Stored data
((
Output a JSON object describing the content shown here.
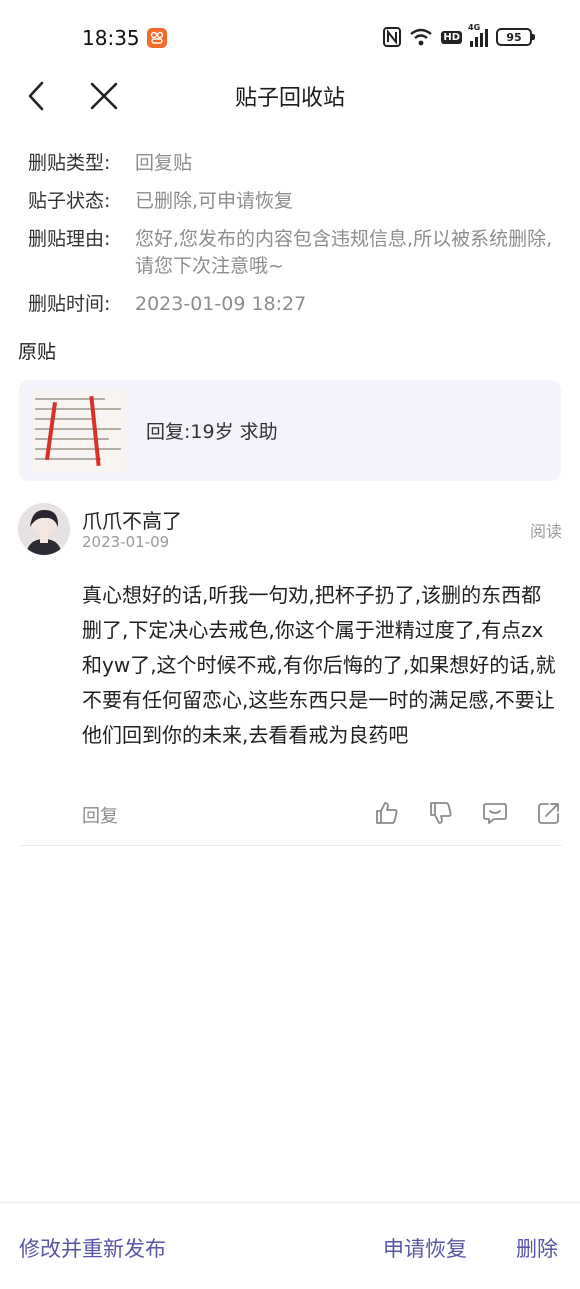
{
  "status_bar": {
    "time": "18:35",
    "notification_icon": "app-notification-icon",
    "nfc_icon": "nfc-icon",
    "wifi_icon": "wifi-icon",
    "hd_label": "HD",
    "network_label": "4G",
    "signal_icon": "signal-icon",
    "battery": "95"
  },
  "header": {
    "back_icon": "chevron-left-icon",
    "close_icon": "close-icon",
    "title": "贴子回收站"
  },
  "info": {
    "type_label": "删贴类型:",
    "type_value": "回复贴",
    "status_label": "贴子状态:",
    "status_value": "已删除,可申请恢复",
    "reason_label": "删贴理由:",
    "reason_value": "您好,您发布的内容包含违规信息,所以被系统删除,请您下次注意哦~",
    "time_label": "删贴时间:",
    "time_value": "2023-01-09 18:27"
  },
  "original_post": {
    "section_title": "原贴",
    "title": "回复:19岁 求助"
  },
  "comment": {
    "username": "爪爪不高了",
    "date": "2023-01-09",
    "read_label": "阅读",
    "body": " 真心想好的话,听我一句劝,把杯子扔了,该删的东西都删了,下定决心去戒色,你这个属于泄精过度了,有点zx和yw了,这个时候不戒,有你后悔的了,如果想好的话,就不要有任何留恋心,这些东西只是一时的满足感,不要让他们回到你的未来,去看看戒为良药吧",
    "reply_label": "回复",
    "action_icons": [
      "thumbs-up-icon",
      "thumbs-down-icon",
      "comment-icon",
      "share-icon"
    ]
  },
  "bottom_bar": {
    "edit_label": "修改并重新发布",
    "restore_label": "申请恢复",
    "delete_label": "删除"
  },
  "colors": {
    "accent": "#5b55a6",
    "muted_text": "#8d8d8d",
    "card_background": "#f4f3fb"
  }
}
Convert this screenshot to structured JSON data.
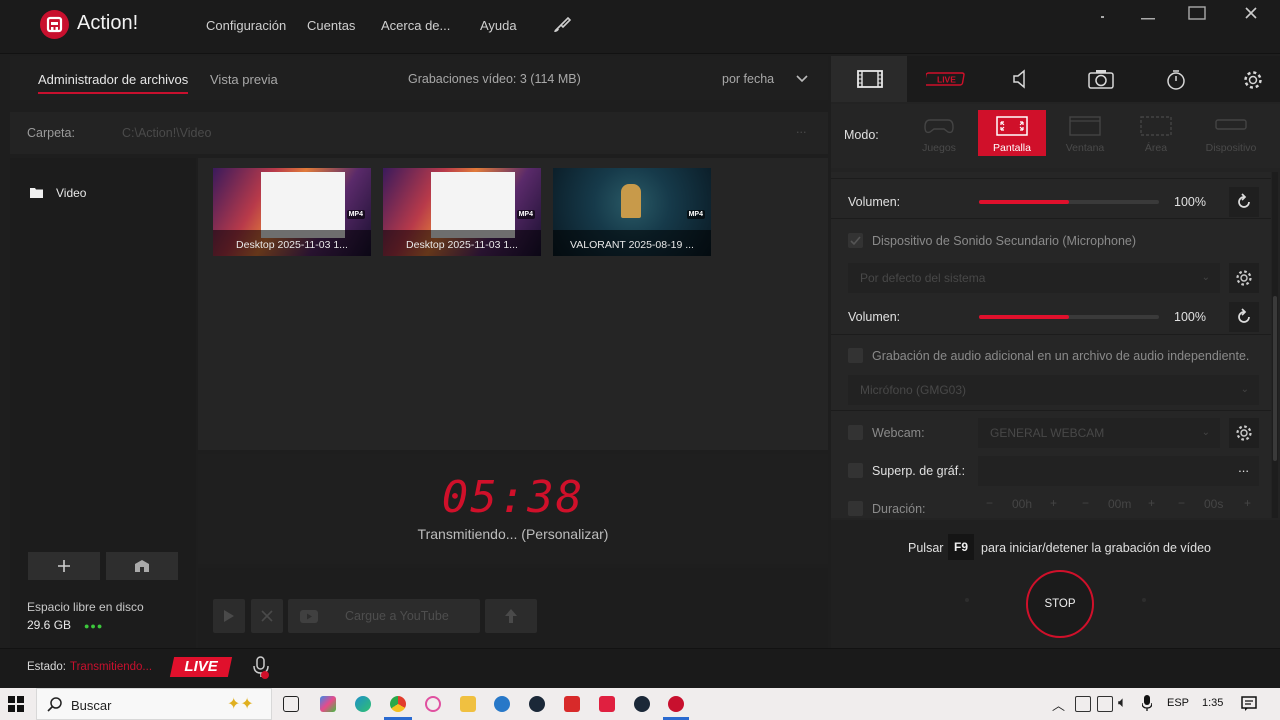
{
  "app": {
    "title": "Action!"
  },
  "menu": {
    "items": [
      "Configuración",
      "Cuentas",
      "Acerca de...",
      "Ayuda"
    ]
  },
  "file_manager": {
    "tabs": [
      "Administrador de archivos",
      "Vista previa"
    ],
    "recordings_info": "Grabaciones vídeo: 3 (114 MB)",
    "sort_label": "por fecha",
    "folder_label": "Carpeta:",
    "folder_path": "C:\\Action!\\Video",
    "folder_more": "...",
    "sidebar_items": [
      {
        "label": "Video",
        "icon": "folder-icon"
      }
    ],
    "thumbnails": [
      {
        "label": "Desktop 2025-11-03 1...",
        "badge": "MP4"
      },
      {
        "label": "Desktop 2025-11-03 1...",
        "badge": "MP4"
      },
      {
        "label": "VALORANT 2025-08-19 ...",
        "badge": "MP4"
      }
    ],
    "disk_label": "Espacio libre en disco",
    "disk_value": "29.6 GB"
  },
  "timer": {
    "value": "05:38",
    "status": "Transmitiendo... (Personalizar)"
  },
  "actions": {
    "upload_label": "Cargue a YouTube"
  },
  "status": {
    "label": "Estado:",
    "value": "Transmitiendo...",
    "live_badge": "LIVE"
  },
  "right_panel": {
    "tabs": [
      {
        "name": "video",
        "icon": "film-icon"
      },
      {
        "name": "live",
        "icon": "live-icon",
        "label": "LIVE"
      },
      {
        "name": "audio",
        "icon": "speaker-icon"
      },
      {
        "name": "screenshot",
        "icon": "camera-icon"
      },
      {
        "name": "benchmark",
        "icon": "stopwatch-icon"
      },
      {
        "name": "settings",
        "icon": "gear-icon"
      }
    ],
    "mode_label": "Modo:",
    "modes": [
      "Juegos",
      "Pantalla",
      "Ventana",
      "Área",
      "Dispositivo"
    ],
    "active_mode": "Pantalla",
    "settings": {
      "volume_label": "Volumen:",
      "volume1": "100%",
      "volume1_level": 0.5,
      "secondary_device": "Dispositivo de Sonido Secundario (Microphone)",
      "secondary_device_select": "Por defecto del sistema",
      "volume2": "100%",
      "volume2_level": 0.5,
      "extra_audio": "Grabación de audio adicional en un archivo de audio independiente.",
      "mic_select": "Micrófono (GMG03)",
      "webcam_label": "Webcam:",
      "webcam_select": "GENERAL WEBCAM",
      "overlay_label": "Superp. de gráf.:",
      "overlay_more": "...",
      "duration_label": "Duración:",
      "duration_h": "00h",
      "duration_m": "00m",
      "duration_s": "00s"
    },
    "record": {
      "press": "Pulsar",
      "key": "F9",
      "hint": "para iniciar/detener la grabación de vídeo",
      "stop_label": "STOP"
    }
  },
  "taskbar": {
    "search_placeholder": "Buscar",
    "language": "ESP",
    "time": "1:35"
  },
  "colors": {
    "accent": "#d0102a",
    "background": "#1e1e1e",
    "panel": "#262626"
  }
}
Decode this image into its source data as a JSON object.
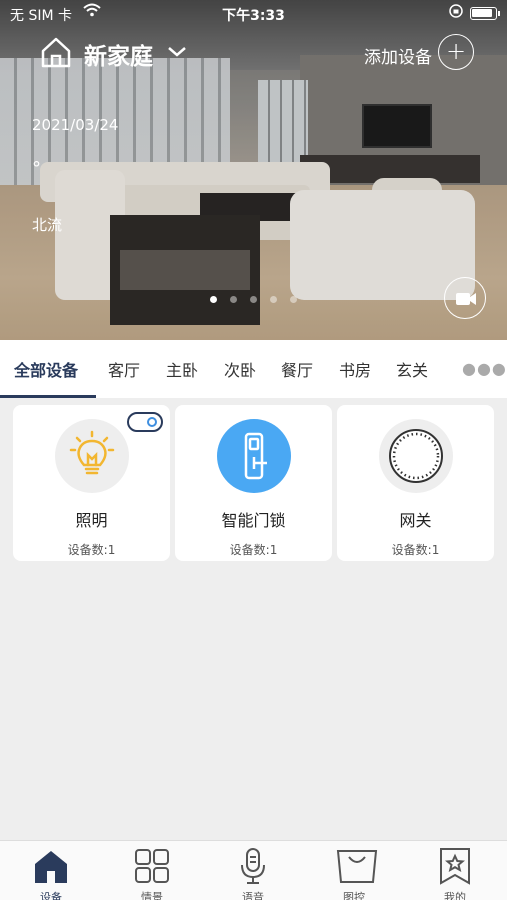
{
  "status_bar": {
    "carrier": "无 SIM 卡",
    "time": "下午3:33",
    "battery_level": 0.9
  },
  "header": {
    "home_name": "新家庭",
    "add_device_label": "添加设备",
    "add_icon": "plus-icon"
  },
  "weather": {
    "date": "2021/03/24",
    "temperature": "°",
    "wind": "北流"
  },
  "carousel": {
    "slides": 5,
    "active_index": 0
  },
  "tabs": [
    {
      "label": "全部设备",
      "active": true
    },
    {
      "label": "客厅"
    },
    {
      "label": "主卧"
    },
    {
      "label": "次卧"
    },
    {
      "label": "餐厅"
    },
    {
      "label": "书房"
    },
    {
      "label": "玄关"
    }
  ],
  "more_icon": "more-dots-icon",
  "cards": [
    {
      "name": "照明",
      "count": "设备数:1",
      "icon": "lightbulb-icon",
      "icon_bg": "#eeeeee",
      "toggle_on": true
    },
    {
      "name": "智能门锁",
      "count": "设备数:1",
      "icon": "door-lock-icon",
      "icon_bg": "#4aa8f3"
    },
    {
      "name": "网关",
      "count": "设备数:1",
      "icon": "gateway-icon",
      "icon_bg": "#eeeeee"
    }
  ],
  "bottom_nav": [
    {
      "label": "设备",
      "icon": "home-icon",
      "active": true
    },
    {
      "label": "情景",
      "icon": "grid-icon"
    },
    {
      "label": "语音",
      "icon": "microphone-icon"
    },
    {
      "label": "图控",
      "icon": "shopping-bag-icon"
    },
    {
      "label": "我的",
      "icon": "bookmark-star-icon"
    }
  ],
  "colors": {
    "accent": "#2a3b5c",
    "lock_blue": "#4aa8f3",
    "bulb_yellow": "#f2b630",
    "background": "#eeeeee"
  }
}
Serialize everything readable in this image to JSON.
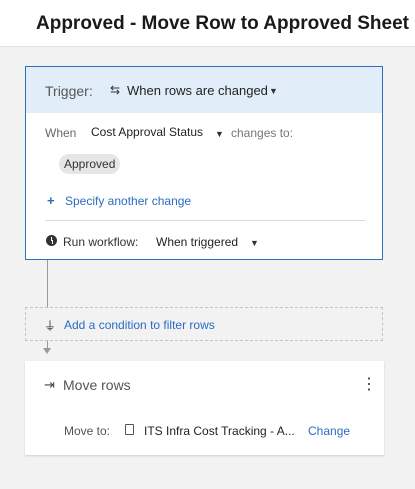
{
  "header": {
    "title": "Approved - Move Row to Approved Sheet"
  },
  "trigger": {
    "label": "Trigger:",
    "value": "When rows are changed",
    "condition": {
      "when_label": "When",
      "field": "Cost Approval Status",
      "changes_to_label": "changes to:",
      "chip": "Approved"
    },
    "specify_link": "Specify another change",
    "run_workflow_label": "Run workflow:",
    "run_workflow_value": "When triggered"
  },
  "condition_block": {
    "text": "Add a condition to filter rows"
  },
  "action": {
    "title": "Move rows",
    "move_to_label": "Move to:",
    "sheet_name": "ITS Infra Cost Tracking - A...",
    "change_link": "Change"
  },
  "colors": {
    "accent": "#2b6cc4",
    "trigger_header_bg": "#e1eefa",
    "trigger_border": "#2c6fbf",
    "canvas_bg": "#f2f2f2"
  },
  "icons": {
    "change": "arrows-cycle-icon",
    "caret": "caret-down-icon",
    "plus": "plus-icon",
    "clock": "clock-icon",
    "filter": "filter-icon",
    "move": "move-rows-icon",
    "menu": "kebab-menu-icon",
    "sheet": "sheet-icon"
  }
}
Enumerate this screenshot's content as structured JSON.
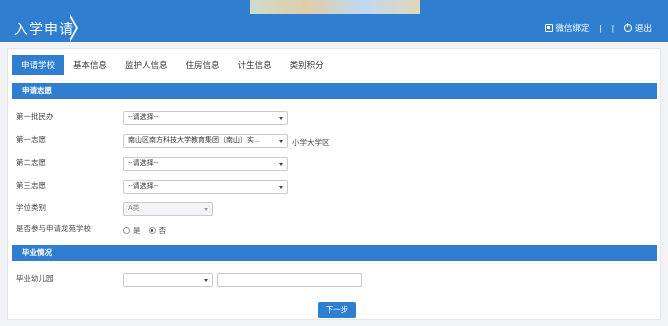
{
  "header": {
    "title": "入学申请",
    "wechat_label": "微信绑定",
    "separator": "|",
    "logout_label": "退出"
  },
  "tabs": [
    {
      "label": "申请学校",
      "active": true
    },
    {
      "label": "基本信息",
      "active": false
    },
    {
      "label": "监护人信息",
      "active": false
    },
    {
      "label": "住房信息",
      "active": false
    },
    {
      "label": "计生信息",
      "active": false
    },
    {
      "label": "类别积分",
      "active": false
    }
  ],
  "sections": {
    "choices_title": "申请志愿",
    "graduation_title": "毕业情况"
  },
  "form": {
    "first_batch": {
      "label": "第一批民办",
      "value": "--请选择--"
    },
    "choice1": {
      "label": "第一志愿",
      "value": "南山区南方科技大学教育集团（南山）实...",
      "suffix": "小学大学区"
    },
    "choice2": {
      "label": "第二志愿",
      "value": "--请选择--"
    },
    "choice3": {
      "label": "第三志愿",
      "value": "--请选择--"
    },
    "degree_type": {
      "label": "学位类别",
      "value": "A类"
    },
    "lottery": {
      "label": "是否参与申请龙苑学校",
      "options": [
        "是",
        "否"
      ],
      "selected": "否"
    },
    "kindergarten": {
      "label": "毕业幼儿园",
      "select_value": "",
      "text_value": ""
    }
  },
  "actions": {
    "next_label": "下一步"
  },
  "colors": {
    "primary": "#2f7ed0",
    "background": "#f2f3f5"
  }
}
))
* [What to do]: From the data, collect all lines where the string "When" appears.

* [Solution below]:
    "value": "When rows are changed",
      "when_label": "When",
    "run_workflow_value": "When triggered"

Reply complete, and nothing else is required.